The problem
Look for the word "this" in each line and report the count of matching lines, with nothing added.

* start *

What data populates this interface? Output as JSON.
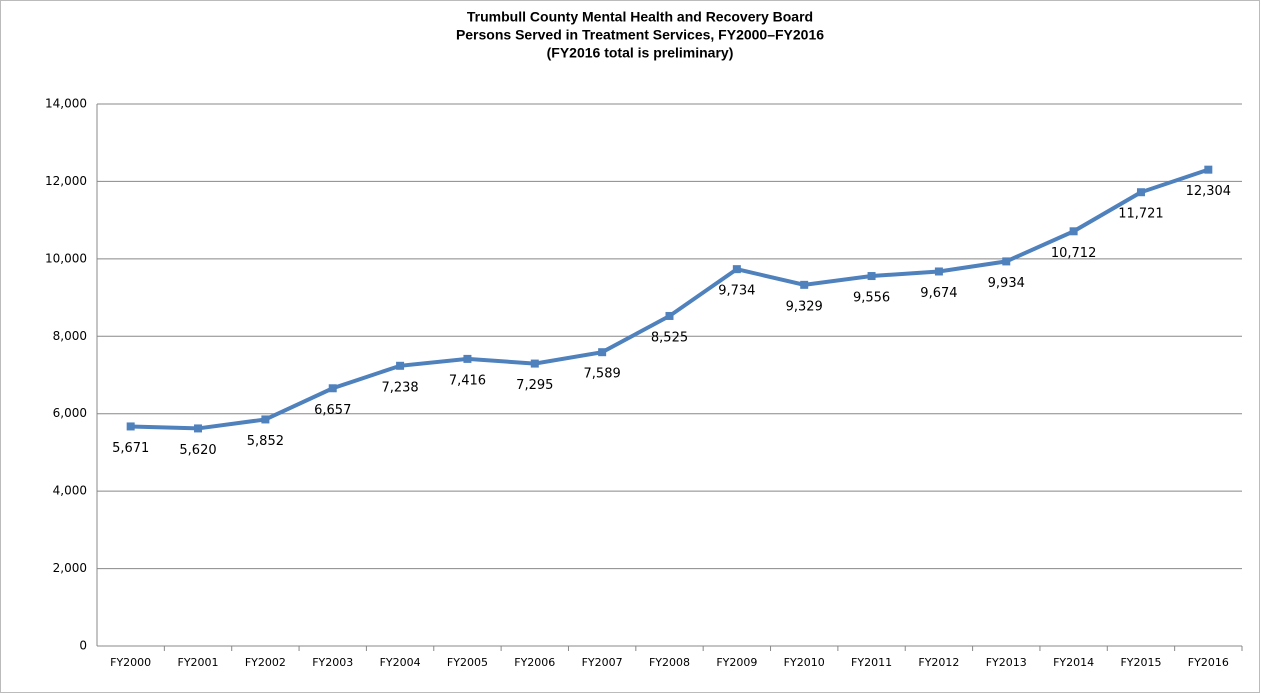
{
  "chart_data": {
    "type": "line",
    "title": [
      "Trumbull County Mental Health and Recovery Board",
      "Persons Served in Treatment Services, FY2000–FY2016",
      "(FY2016 total is preliminary)"
    ],
    "categories": [
      "FY2000",
      "FY2001",
      "FY2002",
      "FY2003",
      "FY2004",
      "FY2005",
      "FY2006",
      "FY2007",
      "FY2008",
      "FY2009",
      "FY2010",
      "FY2011",
      "FY2012",
      "FY2013",
      "FY2014",
      "FY2015",
      "FY2016"
    ],
    "values": [
      5671,
      5620,
      5852,
      6657,
      7238,
      7416,
      7295,
      7589,
      8525,
      9734,
      9329,
      9556,
      9674,
      9934,
      10712,
      11721,
      12304
    ],
    "value_labels": [
      "5,671",
      "5,620",
      "5,852",
      "6,657",
      "7,238",
      "7,416",
      "7,295",
      "7,589",
      "8,525",
      "9,734",
      "9,329",
      "9,556",
      "9,674",
      "9,934",
      "10,712",
      "11,721",
      "12,304"
    ],
    "color": "#4f81bd",
    "ylim": [
      0,
      14000
    ],
    "yticks": [
      0,
      {
        "value": 2000,
        "label": "2,000"
      },
      {
        "value": 4000,
        "label": "4,000"
      },
      {
        "value": 6000,
        "label": "6,000"
      },
      {
        "value": 8000,
        "label": "8,000"
      },
      {
        "value": 10000,
        "label": "10,000"
      },
      {
        "value": 12000,
        "label": "12,000"
      },
      {
        "value": 14000,
        "label": "14,000"
      }
    ],
    "grid": true
  }
}
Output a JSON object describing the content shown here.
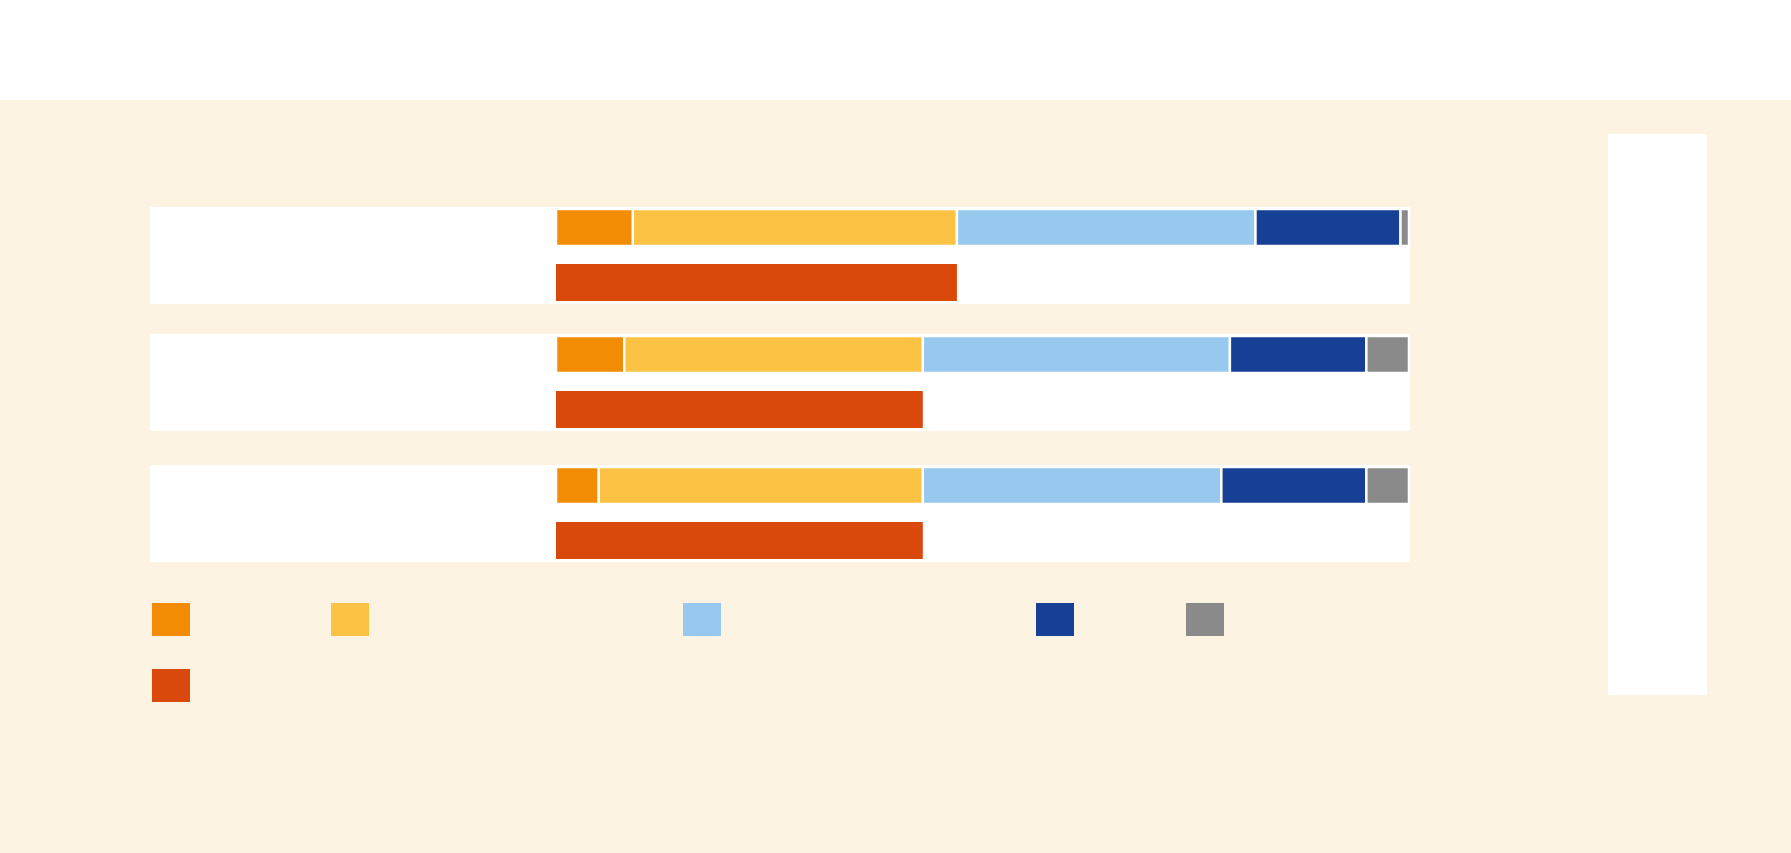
{
  "chart_data": [
    {
      "type": "stacked-bar",
      "orientation": "horizontal",
      "categories": [
        null,
        null,
        null
      ],
      "xlim": [
        0,
        100
      ],
      "series": [
        {
          "color": "#f28c05",
          "values": [
            9,
            8,
            5
          ]
        },
        {
          "color": "#fbc244",
          "values": [
            38,
            35,
            38
          ]
        },
        {
          "color": "#97c8ee",
          "values": [
            35,
            36,
            35
          ]
        },
        {
          "color": "#154096",
          "values": [
            17,
            16,
            17
          ]
        },
        {
          "color": "#8a8a8a",
          "values": [
            1,
            5,
            5
          ]
        }
      ]
    },
    {
      "type": "bar",
      "orientation": "horizontal",
      "categories": [
        null,
        null,
        null
      ],
      "xlim": [
        0,
        100
      ],
      "color": "#d9490b",
      "values": [
        47,
        43,
        43
      ]
    }
  ]
}
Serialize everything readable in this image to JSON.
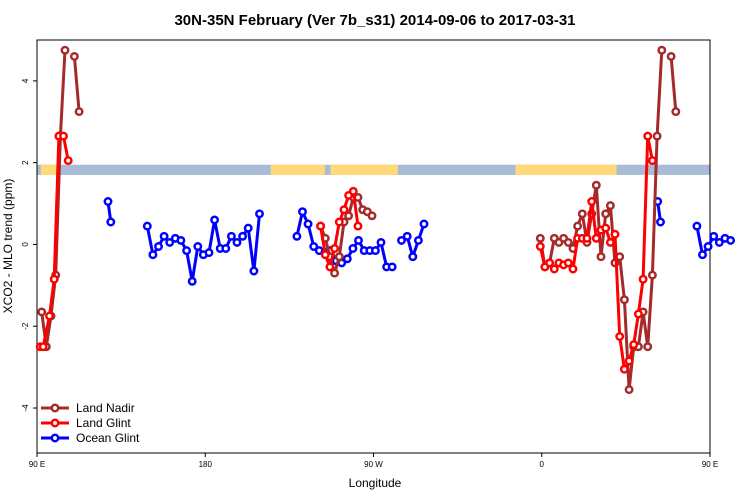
{
  "chart_data": {
    "type": "line",
    "title": "30N-35N February (Ver 7b_s31)   2014-09-06 to 2017-03-31",
    "xlabel": "Longitude",
    "ylabel": "XCO2 - MLO trend (ppm)",
    "xlim": [
      90,
      450
    ],
    "ylim": [
      -5.1,
      5.0
    ],
    "x_ticks": [
      {
        "value": 90,
        "label": "90 E"
      },
      {
        "value": 180,
        "label": "180"
      },
      {
        "value": 270,
        "label": "90 W"
      },
      {
        "value": 360,
        "label": "0"
      },
      {
        "value": 450,
        "label": "90 E"
      },
      {
        "value": 540,
        "label": "180"
      }
    ],
    "y_ticks": [
      {
        "value": -4,
        "label": "-4"
      },
      {
        "value": -2,
        "label": "-2"
      },
      {
        "value": 0,
        "label": "0"
      },
      {
        "value": 2,
        "label": "2"
      },
      {
        "value": 4,
        "label": "4"
      }
    ],
    "x_scale_note": "axis spans 90E to 180 (two revolutions), longitude continuous",
    "land_ocean_band": {
      "y_range": [
        1.7,
        1.95
      ],
      "ocean_color": "#a8bcd8",
      "land_color": "#ffd97a",
      "land_segments": [
        [
          92,
          101
        ],
        [
          215,
          244
        ],
        [
          247,
          283
        ],
        [
          346,
          400
        ],
        [
          452,
          461
        ]
      ]
    },
    "legend_position": "bottom-left",
    "series": [
      {
        "name": "Land Nadir",
        "color": "#a52a2a",
        "segments": [
          [
            [
              92.5,
              -1.65
            ],
            [
              95,
              -2.5
            ],
            [
              97.5,
              -1.75
            ],
            [
              100,
              -0.75
            ],
            [
              102.5,
              2.65
            ],
            [
              105,
              4.75
            ]
          ],
          [
            [
              110,
              4.6
            ],
            [
              112.5,
              3.25
            ]
          ],
          [
            [
              241.7,
              0.45
            ],
            [
              244.2,
              0.15
            ],
            [
              246.7,
              -0.3
            ],
            [
              249.2,
              -0.7
            ],
            [
              251.7,
              -0.3
            ],
            [
              254.2,
              0.55
            ],
            [
              256.7,
              0.7
            ],
            [
              259.2,
              1.15
            ],
            [
              261.7,
              1.15
            ],
            [
              264.2,
              0.85
            ],
            [
              266.7,
              0.8
            ],
            [
              269.2,
              0.7
            ]
          ],
          [
            [
              359.2,
              0.15
            ],
            [
              361.7,
              -0.55
            ],
            [
              364.2,
              -0.45
            ],
            [
              366.7,
              0.15
            ],
            [
              369.2,
              0.05
            ],
            [
              371.7,
              0.15
            ],
            [
              374.2,
              0.05
            ],
            [
              376.7,
              -0.1
            ],
            [
              379.2,
              0.45
            ],
            [
              381.7,
              0.75
            ],
            [
              384.2,
              0.05
            ],
            [
              386.7,
              0.75
            ],
            [
              389.2,
              1.45
            ],
            [
              391.7,
              -0.3
            ],
            [
              394.2,
              0.75
            ],
            [
              396.7,
              0.95
            ],
            [
              399.2,
              -0.45
            ],
            [
              401.7,
              -0.3
            ],
            [
              404.2,
              -1.35
            ],
            [
              406.7,
              -3.55
            ],
            [
              409.2,
              -2.5
            ],
            [
              411.7,
              -2.5
            ],
            [
              414.2,
              -1.65
            ],
            [
              416.7,
              -2.5
            ],
            [
              419.2,
              -0.75
            ],
            [
              421.7,
              2.65
            ],
            [
              424.2,
              4.75
            ]
          ],
          [
            [
              429.2,
              4.6
            ],
            [
              431.7,
              3.25
            ]
          ]
        ]
      },
      {
        "name": "Land Glint",
        "color": "#ff0000",
        "segments": [
          [
            [
              91.7,
              -2.5
            ],
            [
              93.3,
              -2.5
            ],
            [
              96.7,
              -1.75
            ],
            [
              99.2,
              -0.85
            ],
            [
              101.7,
              2.65
            ],
            [
              104.2,
              2.65
            ],
            [
              106.7,
              2.05
            ]
          ],
          [
            [
              241.7,
              0.45
            ],
            [
              244.2,
              -0.25
            ],
            [
              246.7,
              -0.55
            ],
            [
              249.2,
              -0.1
            ],
            [
              251.7,
              0.55
            ],
            [
              254.2,
              0.85
            ],
            [
              256.7,
              1.2
            ],
            [
              259.2,
              1.3
            ],
            [
              261.7,
              0.45
            ]
          ],
          [
            [
              359.2,
              -0.05
            ],
            [
              361.7,
              -0.55
            ],
            [
              364.2,
              -0.45
            ],
            [
              366.7,
              -0.6
            ],
            [
              369.2,
              -0.45
            ],
            [
              371.7,
              -0.5
            ],
            [
              374.2,
              -0.45
            ],
            [
              376.7,
              -0.6
            ],
            [
              379.2,
              0.15
            ],
            [
              381.7,
              0.15
            ],
            [
              384.2,
              0.15
            ],
            [
              386.7,
              1.05
            ],
            [
              389.2,
              0.15
            ],
            [
              391.7,
              0.35
            ],
            [
              394.2,
              0.4
            ],
            [
              396.7,
              0.05
            ],
            [
              399.2,
              0.25
            ],
            [
              401.7,
              -2.25
            ],
            [
              404.2,
              -3.05
            ],
            [
              406.7,
              -2.85
            ],
            [
              409.2,
              -2.45
            ],
            [
              411.7,
              -1.7
            ],
            [
              414.2,
              -0.85
            ],
            [
              416.7,
              2.65
            ],
            [
              419.2,
              2.05
            ]
          ]
        ]
      },
      {
        "name": "Ocean Glint",
        "color": "#0000ff",
        "segments": [
          [
            [
              128,
              1.05
            ],
            [
              129.5,
              0.55
            ]
          ],
          [
            [
              149,
              0.45
            ],
            [
              152,
              -0.25
            ],
            [
              155,
              -0.05
            ],
            [
              158,
              0.2
            ],
            [
              161,
              0.05
            ],
            [
              164,
              0.15
            ],
            [
              167,
              0.1
            ],
            [
              170,
              -0.15
            ],
            [
              173,
              -0.9
            ],
            [
              176,
              -0.05
            ],
            [
              179,
              -0.25
            ],
            [
              182,
              -0.2
            ],
            [
              185,
              0.6
            ],
            [
              188,
              -0.1
            ],
            [
              191,
              -0.1
            ],
            [
              194,
              0.2
            ],
            [
              197,
              0.05
            ],
            [
              200,
              0.2
            ],
            [
              203,
              0.4
            ],
            [
              206,
              -0.65
            ],
            [
              209,
              0.75
            ]
          ],
          [
            [
              229,
              0.2
            ],
            [
              232,
              0.8
            ],
            [
              235,
              0.5
            ],
            [
              238,
              -0.05
            ],
            [
              241,
              -0.15
            ],
            [
              244,
              -0.2
            ],
            [
              247,
              -0.15
            ],
            [
              250,
              -0.4
            ],
            [
              253,
              -0.45
            ],
            [
              256,
              -0.35
            ],
            [
              259,
              -0.1
            ],
            [
              262,
              0.1
            ],
            [
              265,
              -0.15
            ],
            [
              268,
              -0.15
            ],
            [
              271,
              -0.15
            ],
            [
              274,
              0.05
            ],
            [
              277,
              -0.55
            ],
            [
              280,
              -0.55
            ]
          ],
          [
            [
              285,
              0.1
            ],
            [
              288,
              0.2
            ],
            [
              291,
              -0.3
            ],
            [
              294,
              0.1
            ],
            [
              297,
              0.5
            ]
          ],
          [
            [
              422,
              1.05
            ],
            [
              423.5,
              0.55
            ]
          ],
          [
            [
              443,
              0.45
            ],
            [
              446,
              -0.25
            ],
            [
              449,
              -0.05
            ],
            [
              452,
              0.2
            ],
            [
              455,
              0.05
            ],
            [
              458,
              0.15
            ],
            [
              461,
              0.1
            ]
          ]
        ]
      }
    ]
  }
}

* end *

The completed task
2